As the bike is ridden and engine rpm pick up, the output of the alternator also increases. The current is conducted by the wiring harness to the regulator/rectifier. It reaches the rectifier as alternating current, where it passes between one and six diodes—depending on the type of system and its capacity. The diodes, which are electrical doors, only allow current to move in one direction, so only the positive voltage reaches the battery and the bike’s electrical components.

The most common way to control the alternator is by using a thyristor in conjunction with a voltage sensing circuit to regulate the DC voltage. When the DC hits a predetermined level, typically 14.5 volts or so, the sensing circuit tells the thyristor, which is nothing more than an on/off switch, to turn on. When it does, it connects the stator coils to ground, which kills the alternator output. As soon as the voltage drops below a certain level, usually around 13.0 to 13.5 volts, the thyristor turns back on and the alternator output picks up.

Factoid: If all of this turning off and on seems like it takes time, you're right; under normal circumstances, the cycles take place thousands of times a second, so fast that only a semiconductor can make happen, which is why mechanical voltage regulators have fallen by the wayside.

Servicing Your Motorcycle's Charging System

In a nutshell, the alternator puts out current, which charges the battery and runs our electrical accessories, and everything else is just a detail. So what kind of maintenance does the electrical system require?

Of utmost importance is the battery. As we’ve discussed many times, battery terminals need to be kept clean and tight, and if you’re using a flooded cell battery, the water level should be checked and topped off on a regular basis. You also need to keep your battery charged. Batteries with low initial charges force the charging system to work harder than normal; a hardworking system puts out a lot of heat, which is always detrimental to a charging system’s health. If you don’t ride the bike much, keep it plugged into a battery tender.
┄┄┄┄┄┄┄┄┄┄┄┄┄┄┄┄┄┄┄┄
- Assignment 1 -
For each statement, marked (a), (b) and (c), say yes or no to whether it agrees with the text on motorcycle charging systems, and quote the words of the text that decide it.
(a) Current arrives at the rectifier as alternating current.
(b) Mechanical voltage regulators remain the usual choice today.
(c) A battery with a low initial charge makes the charging system work harder than normal.
- Assignment 2 -
Answer these questions from the text on motorcycle charging systems, marking each answer (a), (b) or (c) to match.
(a) Between how many diodes does the current pass in the rectifier?
(b) At what DC voltage does the sensing circuit typically tell the thyristor to turn on?
(c) What should a bike that isn't ridden much be kept plugged into?
┄┄┄┄┄┄┄┄┄┄┄┄┄┄┄┄┄┄┄┄
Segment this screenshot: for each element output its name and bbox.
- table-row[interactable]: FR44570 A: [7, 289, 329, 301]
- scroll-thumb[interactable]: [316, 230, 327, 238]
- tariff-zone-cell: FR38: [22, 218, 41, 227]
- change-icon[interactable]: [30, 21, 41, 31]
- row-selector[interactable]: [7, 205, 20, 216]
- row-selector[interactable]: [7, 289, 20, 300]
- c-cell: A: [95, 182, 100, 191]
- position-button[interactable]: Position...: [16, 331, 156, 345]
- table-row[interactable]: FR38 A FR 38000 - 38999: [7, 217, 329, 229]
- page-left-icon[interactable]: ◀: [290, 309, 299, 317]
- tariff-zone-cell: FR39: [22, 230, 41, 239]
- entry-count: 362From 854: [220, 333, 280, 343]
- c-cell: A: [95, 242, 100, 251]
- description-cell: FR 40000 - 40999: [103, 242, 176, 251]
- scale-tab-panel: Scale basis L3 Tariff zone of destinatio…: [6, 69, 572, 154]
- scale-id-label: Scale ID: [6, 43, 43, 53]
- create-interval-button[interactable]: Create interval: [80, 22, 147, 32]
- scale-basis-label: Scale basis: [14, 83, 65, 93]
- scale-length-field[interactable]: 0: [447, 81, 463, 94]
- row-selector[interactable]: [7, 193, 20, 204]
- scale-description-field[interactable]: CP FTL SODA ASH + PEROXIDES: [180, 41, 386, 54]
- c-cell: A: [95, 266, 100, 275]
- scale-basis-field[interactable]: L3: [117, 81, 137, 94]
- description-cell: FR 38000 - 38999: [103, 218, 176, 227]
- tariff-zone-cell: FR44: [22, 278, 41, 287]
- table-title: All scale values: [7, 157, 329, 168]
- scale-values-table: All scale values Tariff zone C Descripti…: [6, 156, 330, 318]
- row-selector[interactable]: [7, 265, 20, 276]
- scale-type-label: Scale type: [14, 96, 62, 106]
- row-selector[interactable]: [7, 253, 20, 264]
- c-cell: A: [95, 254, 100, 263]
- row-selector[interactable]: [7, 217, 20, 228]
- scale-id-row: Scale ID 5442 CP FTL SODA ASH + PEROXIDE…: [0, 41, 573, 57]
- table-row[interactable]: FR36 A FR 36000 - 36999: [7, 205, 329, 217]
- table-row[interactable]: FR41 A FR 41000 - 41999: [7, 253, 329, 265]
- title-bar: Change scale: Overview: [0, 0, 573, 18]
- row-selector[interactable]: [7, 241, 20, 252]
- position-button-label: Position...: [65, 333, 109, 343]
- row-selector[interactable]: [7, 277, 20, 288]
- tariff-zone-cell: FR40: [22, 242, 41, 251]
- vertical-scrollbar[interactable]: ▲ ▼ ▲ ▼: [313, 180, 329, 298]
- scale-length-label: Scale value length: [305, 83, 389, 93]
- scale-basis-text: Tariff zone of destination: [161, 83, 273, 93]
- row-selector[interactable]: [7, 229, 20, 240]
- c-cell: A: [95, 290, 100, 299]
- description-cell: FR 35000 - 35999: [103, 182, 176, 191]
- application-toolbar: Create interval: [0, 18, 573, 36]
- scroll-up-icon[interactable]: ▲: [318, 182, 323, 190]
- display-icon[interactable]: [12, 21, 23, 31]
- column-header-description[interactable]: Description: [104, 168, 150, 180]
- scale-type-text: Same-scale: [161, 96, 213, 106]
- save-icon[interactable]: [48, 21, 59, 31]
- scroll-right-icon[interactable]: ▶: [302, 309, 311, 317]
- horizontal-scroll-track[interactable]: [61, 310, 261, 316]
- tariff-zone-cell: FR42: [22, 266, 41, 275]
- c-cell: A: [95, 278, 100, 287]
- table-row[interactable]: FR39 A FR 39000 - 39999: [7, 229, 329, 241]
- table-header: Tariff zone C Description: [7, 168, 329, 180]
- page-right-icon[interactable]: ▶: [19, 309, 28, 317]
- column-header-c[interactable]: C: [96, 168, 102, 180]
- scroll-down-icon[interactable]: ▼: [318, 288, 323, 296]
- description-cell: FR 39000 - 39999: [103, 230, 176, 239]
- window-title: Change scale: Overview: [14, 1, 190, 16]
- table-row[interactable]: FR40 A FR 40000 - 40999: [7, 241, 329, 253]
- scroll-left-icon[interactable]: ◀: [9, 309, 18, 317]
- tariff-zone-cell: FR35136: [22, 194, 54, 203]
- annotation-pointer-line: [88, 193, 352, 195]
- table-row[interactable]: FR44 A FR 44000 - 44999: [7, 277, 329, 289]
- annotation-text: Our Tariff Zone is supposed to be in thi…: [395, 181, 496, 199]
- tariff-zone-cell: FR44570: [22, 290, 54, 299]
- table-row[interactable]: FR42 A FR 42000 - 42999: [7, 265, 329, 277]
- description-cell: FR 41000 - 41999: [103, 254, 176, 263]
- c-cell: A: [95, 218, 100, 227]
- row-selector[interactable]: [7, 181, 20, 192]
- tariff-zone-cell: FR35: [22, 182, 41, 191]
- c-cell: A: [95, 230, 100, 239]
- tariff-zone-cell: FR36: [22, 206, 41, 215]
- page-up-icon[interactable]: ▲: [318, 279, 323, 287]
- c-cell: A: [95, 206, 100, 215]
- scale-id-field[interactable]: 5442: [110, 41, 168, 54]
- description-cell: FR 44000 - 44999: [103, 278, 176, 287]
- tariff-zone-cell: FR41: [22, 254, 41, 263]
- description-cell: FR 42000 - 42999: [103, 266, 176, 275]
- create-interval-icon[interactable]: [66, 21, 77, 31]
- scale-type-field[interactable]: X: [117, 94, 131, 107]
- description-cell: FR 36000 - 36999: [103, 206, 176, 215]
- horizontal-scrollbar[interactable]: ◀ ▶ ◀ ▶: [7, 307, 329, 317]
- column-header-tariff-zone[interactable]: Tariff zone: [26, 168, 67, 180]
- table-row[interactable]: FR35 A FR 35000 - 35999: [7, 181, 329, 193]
┄┄┄┄┄┄┄┄┄┄┄┄┄┄┄┄┄┄┄┄
- Task solution 1 -
(a) Yes: "It reaches the rectifier as alternating current"
(b) No: "mechanical voltage regulators have fallen by the wayside"
(c) Yes: "Batteries with low initial charges force the charging system to work harder than normal"

- Task solution 2 -
(a) Between one and six, depending on the type of system and its capacity.
(b) Typically 14.5 volts or so.
(c) A battery tender.